The request: Every record must be transcribed in its entirety, apart from the images, which are to be omitted.

Material for this exercise:
******

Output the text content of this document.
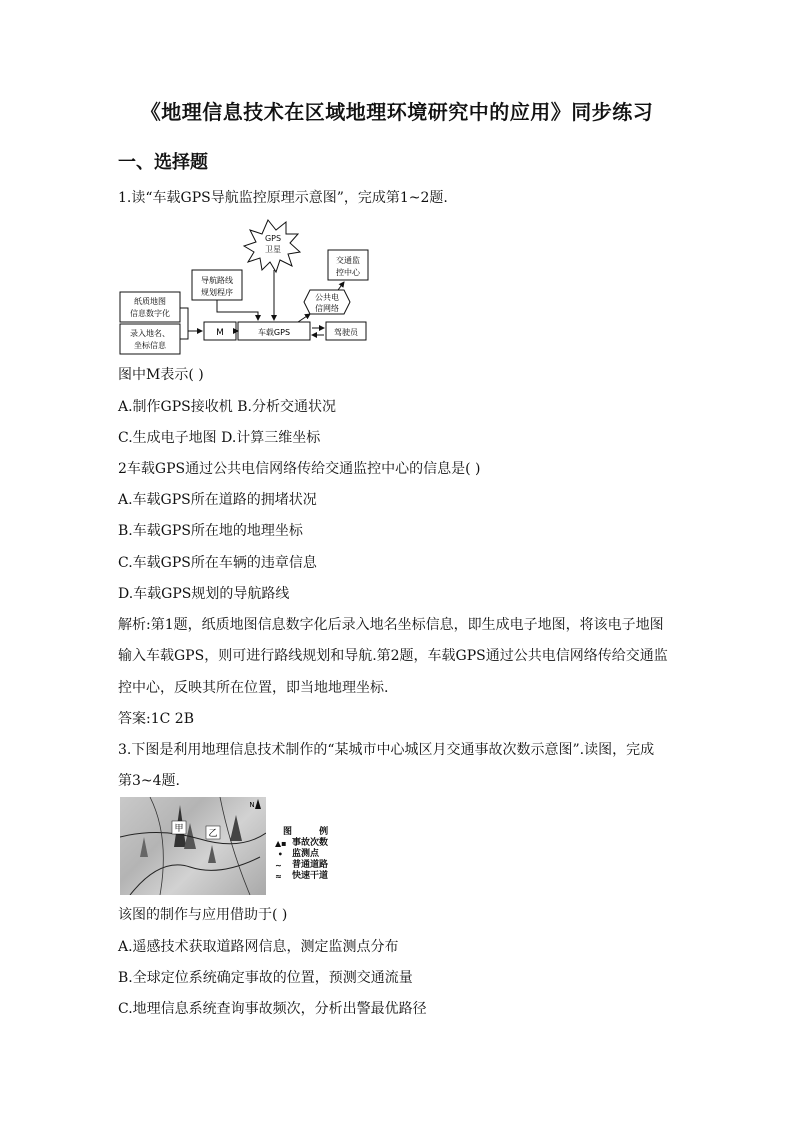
《地理信息技术在区域地理环境研究中的应用》同步练习
一、选择题
1.读“车载GPS导航监控原理示意图”，完成第1~2题.
GPS
卫星
导航路线
规划程序
交通监
控中心
纸质地图
信息数字化
录入地名、
坐标信息
M	车载GPS
公共电
信网络
驾驶员
图中M表示( )
A.制作GPS接收机 B.分析交通状况
C.生成电子地图 D.计算三维坐标
2车载GPS通过公共电信网络传给交通监控中心的信息是( )
A.车载GPS所在道路的拥堵状况
B.车载GPS所在地的地理坐标
C.车载GPS所在车辆的违章信息
D.车载GPS规划的导航路线
解析:第1题，纸质地图信息数字化后录入地名坐标信息，即生成电子地图，将该电子地图
输入车载GPS，则可进行路线规划和导航.第2题，车载GPS通过公共电信网络传给交通监
控中心，反映其所在位置，即当地地理坐标.
答案:1C 2B
3.下图是利用地理信息技术制作的“某城市中心城区月交通事故次数示意图”.读图，完成
第3~4题.
甲	乙
N
图 例
▲▪ 事故次数
•	监测点
∼	普通道路
≈	快速干道
该图的制作与应用借助于( )
A.遥感技术获取道路网信息，测定监测点分布
B.全球定位系统确定事故的位置，预测交通流量
C.地理信息系统查询事故频次，分析出警最优路径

******

Response:
Output the text content of this document.
《地理信息技术在区域地理环境研究中的应用》同步练习
一、选择题
1.读“车载GPS导航监控原理示意图”，完成第1~2题.
GPS
卫星
导航路线
规划程序
交通监
控中心
纸质地图
信息数字化
录入地名、
坐标信息
M	车载GPS
公共电
信网络
驾驶员
图中M表示( )
A.制作GPS接收机 B.分析交通状况
C.生成电子地图 D.计算三维坐标
2车载GPS通过公共电信网络传给交通监控中心的信息是( )
A.车载GPS所在道路的拥堵状况
B.车载GPS所在地的地理坐标
C.车载GPS所在车辆的违章信息
D.车载GPS规划的导航路线
解析:第1题，纸质地图信息数字化后录入地名坐标信息，即生成电子地图，将该电子地图
输入车载GPS，则可进行路线规划和导航.第2题，车载GPS通过公共电信网络传给交通监
控中心，反映其所在位置，即当地地理坐标.
答案:1C 2B
3.下图是利用地理信息技术制作的“某城市中心城区月交通事故次数示意图”.读图，完成
第3~4题.
甲	乙
N
图 例
▲▪ 事故次数
•	监测点
∼	普通道路
≈	快速干道
该图的制作与应用借助于( )
A.遥感技术获取道路网信息，测定监测点分布
B.全球定位系统确定事故的位置，预测交通流量
C.地理信息系统查询事故频次，分析出警最优路径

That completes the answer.